[Begin Listed records]

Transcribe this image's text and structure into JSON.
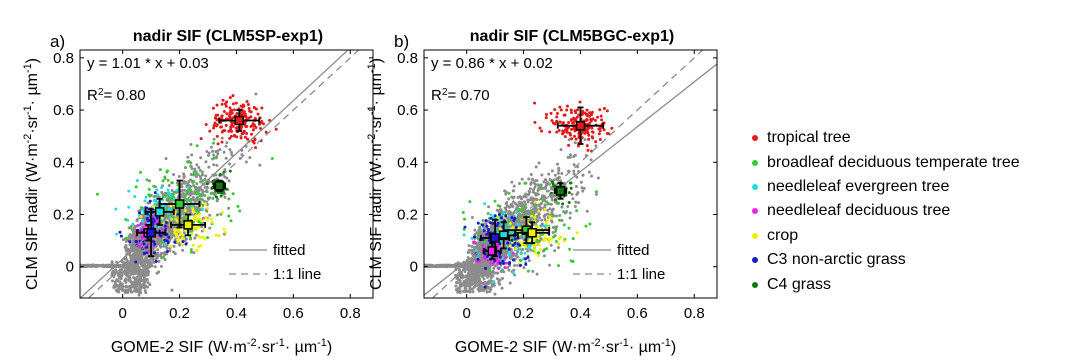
{
  "chart_data": [
    {
      "panel_label": "a)",
      "type": "scatter",
      "title": "nadir SIF (CLM5SP-exp1)",
      "xlabel": "GOME-2 SIF (W·m⁻²·sr⁻¹· µm⁻¹)",
      "ylabel": "CLM SIF nadir (W·m⁻²·sr⁻¹· µm⁻¹)",
      "xlim": [
        -0.15,
        0.88
      ],
      "ylim": [
        -0.12,
        0.83
      ],
      "xticks": [
        "0",
        "0.2",
        "0.4",
        "0.6",
        "0.8"
      ],
      "yticks": [
        "0",
        "0.2",
        "0.4",
        "0.6",
        "0.8"
      ],
      "grid": false,
      "fit_equation": "y = 1.01 * x + 0.03",
      "r2_label": "R²= 0.80",
      "fit": {
        "slope": 1.01,
        "intercept": 0.03
      },
      "legend_entries": [
        "fitted",
        "1:1 line"
      ],
      "legend_position": "bottom-right",
      "pft_means": [
        {
          "pft": "tropical tree",
          "x": 0.41,
          "y": 0.56,
          "xerr": 0.07,
          "yerr": 0.04
        },
        {
          "pft": "broadleaf deciduous temperate tree",
          "x": 0.2,
          "y": 0.24,
          "xerr": 0.07,
          "yerr": 0.09
        },
        {
          "pft": "needleleaf evergreen tree",
          "x": 0.13,
          "y": 0.21,
          "xerr": 0.05,
          "yerr": 0.05
        },
        {
          "pft": "needleleaf deciduous tree",
          "x": 0.09,
          "y": 0.13,
          "xerr": 0.04,
          "yerr": 0.03
        },
        {
          "pft": "crop",
          "x": 0.23,
          "y": 0.16,
          "xerr": 0.06,
          "yerr": 0.04
        },
        {
          "pft": "C3 non-arctic grass",
          "x": 0.1,
          "y": 0.13,
          "xerr": 0.05,
          "yerr": 0.09
        },
        {
          "pft": "C4 grass",
          "x": 0.34,
          "y": 0.31,
          "xerr": 0.02,
          "yerr": 0.02
        }
      ]
    },
    {
      "panel_label": "b)",
      "type": "scatter",
      "title": "nadir SIF (CLM5BGC-exp1)",
      "xlabel": "GOME-2 SIF (W·m⁻²·sr⁻¹· µm⁻¹)",
      "ylabel": "CLM SIF nadir (W·m⁻²·sr⁻¹· µm⁻¹)",
      "xlim": [
        -0.15,
        0.88
      ],
      "ylim": [
        -0.12,
        0.83
      ],
      "xticks": [
        "0",
        "0.2",
        "0.4",
        "0.6",
        "0.8"
      ],
      "yticks": [
        "0",
        "0.2",
        "0.4",
        "0.6",
        "0.8"
      ],
      "grid": false,
      "fit_equation": "y = 0.86 * x + 0.02",
      "r2_label": "R²= 0.70",
      "fit": {
        "slope": 0.86,
        "intercept": 0.02
      },
      "legend_entries": [
        "fitted",
        "1:1 line"
      ],
      "legend_position": "bottom-right",
      "pft_means": [
        {
          "pft": "tropical tree",
          "x": 0.4,
          "y": 0.54,
          "xerr": 0.08,
          "yerr": 0.07
        },
        {
          "pft": "broadleaf deciduous temperate tree",
          "x": 0.21,
          "y": 0.14,
          "xerr": 0.08,
          "yerr": 0.05
        },
        {
          "pft": "needleleaf evergreen tree",
          "x": 0.13,
          "y": 0.12,
          "xerr": 0.05,
          "yerr": 0.05
        },
        {
          "pft": "needleleaf deciduous tree",
          "x": 0.09,
          "y": 0.06,
          "xerr": 0.03,
          "yerr": 0.03
        },
        {
          "pft": "crop",
          "x": 0.23,
          "y": 0.13,
          "xerr": 0.06,
          "yerr": 0.04
        },
        {
          "pft": "C3 non-arctic grass",
          "x": 0.1,
          "y": 0.11,
          "xerr": 0.05,
          "yerr": 0.07
        },
        {
          "pft": "C4 grass",
          "x": 0.33,
          "y": 0.29,
          "xerr": 0.02,
          "yerr": 0.03
        }
      ]
    }
  ],
  "pft_legend": [
    {
      "label": "tropical tree",
      "color": "#e41a1c"
    },
    {
      "label": "broadleaf deciduous temperate tree",
      "color": "#33cc33"
    },
    {
      "label": "needleleaf evergreen tree",
      "color": "#22dddd"
    },
    {
      "label": "needleleaf deciduous tree",
      "color": "#ee22ee"
    },
    {
      "label": "crop",
      "color": "#eeee00"
    },
    {
      "label": "C3 non-arctic grass",
      "color": "#1a1acc"
    },
    {
      "label": "C4 grass",
      "color": "#117711"
    }
  ],
  "colors": {
    "background_points": "#8c8c8c",
    "fit_line": "#8c8c8c"
  }
}
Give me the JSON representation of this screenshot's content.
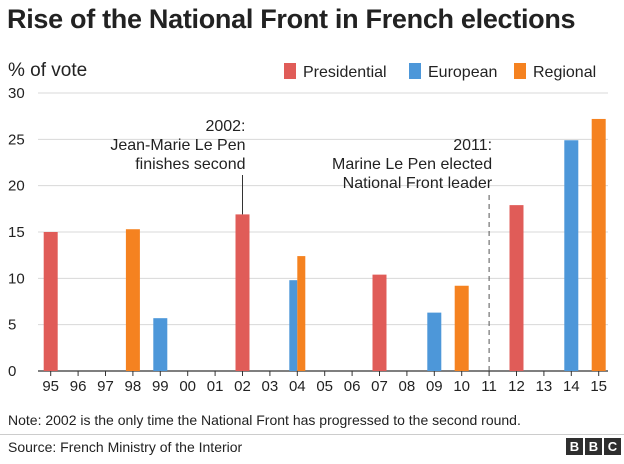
{
  "title": "Rise of the National Front in French elections",
  "note": "Note: 2002 is the only time the National Front has progressed to the second round.",
  "source": "Source: French Ministry of the Interior",
  "logo": [
    "B",
    "B",
    "C"
  ],
  "colors": {
    "Presidential": "#e05c58",
    "European": "#4d97d9",
    "Regional": "#f58220",
    "gridline": "#d8d8d8",
    "text": "#222222"
  },
  "chart_data": {
    "type": "bar",
    "ylabel": "% of vote",
    "ylim": [
      0,
      30
    ],
    "yticks": [
      0,
      5,
      10,
      15,
      20,
      25,
      30
    ],
    "grid": true,
    "legend_position": "top-right",
    "categories": [
      "95",
      "96",
      "97",
      "98",
      "99",
      "00",
      "01",
      "02",
      "03",
      "04",
      "05",
      "06",
      "07",
      "08",
      "09",
      "10",
      "11",
      "12",
      "13",
      "14",
      "15"
    ],
    "series": [
      {
        "name": "Presidential",
        "points": [
          {
            "x": "95",
            "value": 15.0
          },
          {
            "x": "02",
            "value": 16.9
          },
          {
            "x": "07",
            "value": 10.4
          },
          {
            "x": "12",
            "value": 17.9
          }
        ]
      },
      {
        "name": "European",
        "points": [
          {
            "x": "99",
            "value": 5.7
          },
          {
            "x": "04",
            "value": 9.8
          },
          {
            "x": "09",
            "value": 6.3
          },
          {
            "x": "14",
            "value": 24.9
          }
        ]
      },
      {
        "name": "Regional",
        "points": [
          {
            "x": "98",
            "value": 15.3
          },
          {
            "x": "04",
            "value": 12.4
          },
          {
            "x": "10",
            "value": 9.2
          },
          {
            "x": "15",
            "value": 27.2
          }
        ]
      }
    ],
    "annotations": [
      {
        "x": "02",
        "lines": [
          "2002:",
          "Jean-Marie Le Pen",
          "finishes second"
        ]
      },
      {
        "x": "11",
        "lines": [
          "2011:",
          "Marine Le Pen elected",
          "National Front leader"
        ]
      }
    ]
  }
}
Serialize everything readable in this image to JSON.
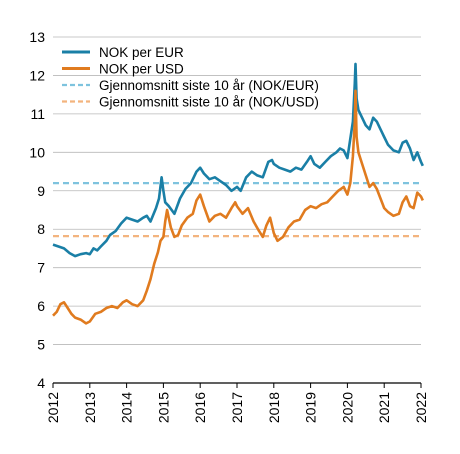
{
  "chart_data": {
    "type": "line",
    "title": "",
    "xlabel": "",
    "ylabel": "",
    "xlim": [
      2012,
      2022
    ],
    "ylim": [
      4,
      13
    ],
    "x_ticks": [
      "2012",
      "2013",
      "2014",
      "2015",
      "2016",
      "2017",
      "2018",
      "2019",
      "2020",
      "2021",
      "2022"
    ],
    "y_ticks": [
      "4",
      "5",
      "6",
      "7",
      "8",
      "9",
      "10",
      "11",
      "12",
      "13"
    ],
    "grid": "horizontal",
    "legend_position": "top-left",
    "series": [
      {
        "name": "NOK per EUR",
        "color": "#1a7fa6",
        "style": "solid",
        "points": [
          [
            2012.0,
            7.6
          ],
          [
            2012.15,
            7.55
          ],
          [
            2012.3,
            7.5
          ],
          [
            2012.45,
            7.38
          ],
          [
            2012.6,
            7.3
          ],
          [
            2012.75,
            7.35
          ],
          [
            2012.9,
            7.38
          ],
          [
            2013.0,
            7.35
          ],
          [
            2013.1,
            7.5
          ],
          [
            2013.2,
            7.45
          ],
          [
            2013.3,
            7.55
          ],
          [
            2013.45,
            7.7
          ],
          [
            2013.55,
            7.85
          ],
          [
            2013.7,
            7.95
          ],
          [
            2013.85,
            8.15
          ],
          [
            2014.0,
            8.3
          ],
          [
            2014.15,
            8.25
          ],
          [
            2014.3,
            8.2
          ],
          [
            2014.45,
            8.3
          ],
          [
            2014.55,
            8.35
          ],
          [
            2014.65,
            8.2
          ],
          [
            2014.8,
            8.55
          ],
          [
            2014.88,
            8.8
          ],
          [
            2014.95,
            9.35
          ],
          [
            2015.0,
            9.0
          ],
          [
            2015.05,
            8.7
          ],
          [
            2015.15,
            8.6
          ],
          [
            2015.3,
            8.4
          ],
          [
            2015.45,
            8.8
          ],
          [
            2015.6,
            9.05
          ],
          [
            2015.75,
            9.2
          ],
          [
            2015.9,
            9.5
          ],
          [
            2016.0,
            9.6
          ],
          [
            2016.1,
            9.45
          ],
          [
            2016.25,
            9.3
          ],
          [
            2016.4,
            9.35
          ],
          [
            2016.55,
            9.25
          ],
          [
            2016.7,
            9.15
          ],
          [
            2016.85,
            9.0
          ],
          [
            2017.0,
            9.1
          ],
          [
            2017.1,
            9.0
          ],
          [
            2017.25,
            9.35
          ],
          [
            2017.4,
            9.5
          ],
          [
            2017.55,
            9.4
          ],
          [
            2017.7,
            9.35
          ],
          [
            2017.85,
            9.75
          ],
          [
            2017.95,
            9.8
          ],
          [
            2018.0,
            9.7
          ],
          [
            2018.15,
            9.6
          ],
          [
            2018.3,
            9.55
          ],
          [
            2018.45,
            9.5
          ],
          [
            2018.6,
            9.6
          ],
          [
            2018.75,
            9.55
          ],
          [
            2018.9,
            9.75
          ],
          [
            2019.0,
            9.9
          ],
          [
            2019.1,
            9.7
          ],
          [
            2019.25,
            9.6
          ],
          [
            2019.4,
            9.75
          ],
          [
            2019.55,
            9.9
          ],
          [
            2019.7,
            10.0
          ],
          [
            2019.8,
            10.1
          ],
          [
            2019.9,
            10.05
          ],
          [
            2020.0,
            9.85
          ],
          [
            2020.07,
            10.3
          ],
          [
            2020.15,
            10.8
          ],
          [
            2020.2,
            11.8
          ],
          [
            2020.22,
            12.3
          ],
          [
            2020.25,
            11.4
          ],
          [
            2020.3,
            11.1
          ],
          [
            2020.4,
            10.9
          ],
          [
            2020.5,
            10.7
          ],
          [
            2020.6,
            10.6
          ],
          [
            2020.7,
            10.9
          ],
          [
            2020.8,
            10.8
          ],
          [
            2020.9,
            10.6
          ],
          [
            2021.0,
            10.4
          ],
          [
            2021.1,
            10.2
          ],
          [
            2021.25,
            10.05
          ],
          [
            2021.4,
            10.0
          ],
          [
            2021.5,
            10.25
          ],
          [
            2021.6,
            10.3
          ],
          [
            2021.7,
            10.1
          ],
          [
            2021.8,
            9.8
          ],
          [
            2021.9,
            10.0
          ],
          [
            2022.0,
            9.75
          ],
          [
            2022.05,
            9.65
          ]
        ]
      },
      {
        "name": "NOK per USD",
        "color": "#e07b1f",
        "style": "solid",
        "points": [
          [
            2012.0,
            5.75
          ],
          [
            2012.1,
            5.85
          ],
          [
            2012.2,
            6.05
          ],
          [
            2012.3,
            6.1
          ],
          [
            2012.4,
            5.95
          ],
          [
            2012.5,
            5.8
          ],
          [
            2012.6,
            5.7
          ],
          [
            2012.75,
            5.65
          ],
          [
            2012.9,
            5.55
          ],
          [
            2013.0,
            5.6
          ],
          [
            2013.15,
            5.8
          ],
          [
            2013.3,
            5.85
          ],
          [
            2013.45,
            5.95
          ],
          [
            2013.6,
            6.0
          ],
          [
            2013.75,
            5.95
          ],
          [
            2013.9,
            6.1
          ],
          [
            2014.0,
            6.15
          ],
          [
            2014.15,
            6.05
          ],
          [
            2014.3,
            6.0
          ],
          [
            2014.45,
            6.15
          ],
          [
            2014.55,
            6.4
          ],
          [
            2014.65,
            6.7
          ],
          [
            2014.75,
            7.1
          ],
          [
            2014.85,
            7.4
          ],
          [
            2014.92,
            7.7
          ],
          [
            2015.0,
            7.8
          ],
          [
            2015.05,
            8.2
          ],
          [
            2015.1,
            8.5
          ],
          [
            2015.2,
            8.05
          ],
          [
            2015.3,
            7.8
          ],
          [
            2015.4,
            7.85
          ],
          [
            2015.5,
            8.1
          ],
          [
            2015.65,
            8.3
          ],
          [
            2015.8,
            8.4
          ],
          [
            2015.9,
            8.75
          ],
          [
            2016.0,
            8.9
          ],
          [
            2016.1,
            8.6
          ],
          [
            2016.25,
            8.2
          ],
          [
            2016.4,
            8.35
          ],
          [
            2016.55,
            8.4
          ],
          [
            2016.7,
            8.3
          ],
          [
            2016.85,
            8.55
          ],
          [
            2016.95,
            8.7
          ],
          [
            2017.0,
            8.6
          ],
          [
            2017.15,
            8.4
          ],
          [
            2017.3,
            8.55
          ],
          [
            2017.45,
            8.2
          ],
          [
            2017.6,
            7.95
          ],
          [
            2017.7,
            7.8
          ],
          [
            2017.8,
            8.1
          ],
          [
            2017.9,
            8.3
          ],
          [
            2018.0,
            7.9
          ],
          [
            2018.1,
            7.7
          ],
          [
            2018.25,
            7.8
          ],
          [
            2018.4,
            8.05
          ],
          [
            2018.55,
            8.2
          ],
          [
            2018.7,
            8.25
          ],
          [
            2018.85,
            8.5
          ],
          [
            2019.0,
            8.6
          ],
          [
            2019.15,
            8.55
          ],
          [
            2019.3,
            8.65
          ],
          [
            2019.45,
            8.7
          ],
          [
            2019.6,
            8.85
          ],
          [
            2019.75,
            9.0
          ],
          [
            2019.9,
            9.1
          ],
          [
            2020.0,
            8.9
          ],
          [
            2020.08,
            9.2
          ],
          [
            2020.15,
            9.9
          ],
          [
            2020.2,
            10.8
          ],
          [
            2020.22,
            11.6
          ],
          [
            2020.25,
            10.4
          ],
          [
            2020.3,
            10.0
          ],
          [
            2020.4,
            9.7
          ],
          [
            2020.5,
            9.4
          ],
          [
            2020.6,
            9.1
          ],
          [
            2020.7,
            9.2
          ],
          [
            2020.8,
            9.05
          ],
          [
            2020.9,
            8.8
          ],
          [
            2021.0,
            8.55
          ],
          [
            2021.1,
            8.45
          ],
          [
            2021.25,
            8.35
          ],
          [
            2021.4,
            8.4
          ],
          [
            2021.5,
            8.7
          ],
          [
            2021.6,
            8.85
          ],
          [
            2021.7,
            8.6
          ],
          [
            2021.8,
            8.55
          ],
          [
            2021.9,
            8.95
          ],
          [
            2022.0,
            8.85
          ],
          [
            2022.05,
            8.75
          ]
        ]
      },
      {
        "name": "Gjennomsnitt siste 10 år (NOK/EUR)",
        "color": "#7ec3de",
        "style": "dashed",
        "points": [
          [
            2012.0,
            9.2
          ],
          [
            2022.05,
            9.2
          ]
        ]
      },
      {
        "name": "Gjennomsnitt siste 10 år (NOK/USD)",
        "color": "#f3b47e",
        "style": "dashed",
        "points": [
          [
            2012.0,
            7.82
          ],
          [
            2022.05,
            7.82
          ]
        ]
      }
    ]
  }
}
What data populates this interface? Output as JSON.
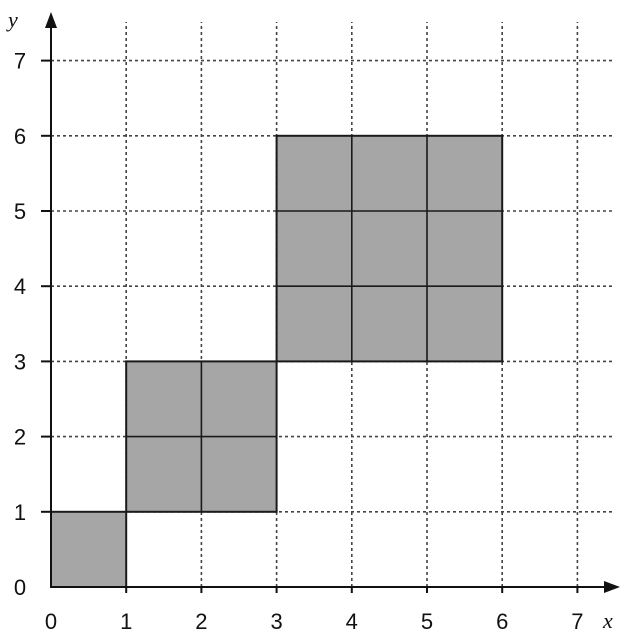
{
  "axes": {
    "x_name": "x",
    "y_name": "y",
    "x_ticks": [
      "0",
      "1",
      "2",
      "3",
      "4",
      "5",
      "6",
      "7"
    ],
    "y_ticks": [
      "0",
      "1",
      "2",
      "3",
      "4",
      "5",
      "6",
      "7"
    ],
    "xlim": [
      0,
      7
    ],
    "ylim": [
      0,
      7
    ],
    "grid": "dotted"
  },
  "colors": {
    "square_fill": "#a6a6a6",
    "square_stroke": "#1a1a1a",
    "grid": "#444444",
    "axis": "#111111"
  },
  "squares": [
    {
      "x": 0,
      "y": 0,
      "size": 1
    },
    {
      "x": 1,
      "y": 1,
      "size": 2
    },
    {
      "x": 3,
      "y": 3,
      "size": 3
    }
  ]
}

[End Listed records]

Select all lines in the listing above where the word "value" appears, and show them.

* Answer to the task:
            "value": 15.0
            "value": 16.9
            "value": 10.4
            "value": 17.9
            "value": 5.7
            "value": 9.8
            "value": 6.3
            "value": 24.9
            "value": 15.3
            "value": 12.4
            "value": 9.2
            "value": 27.2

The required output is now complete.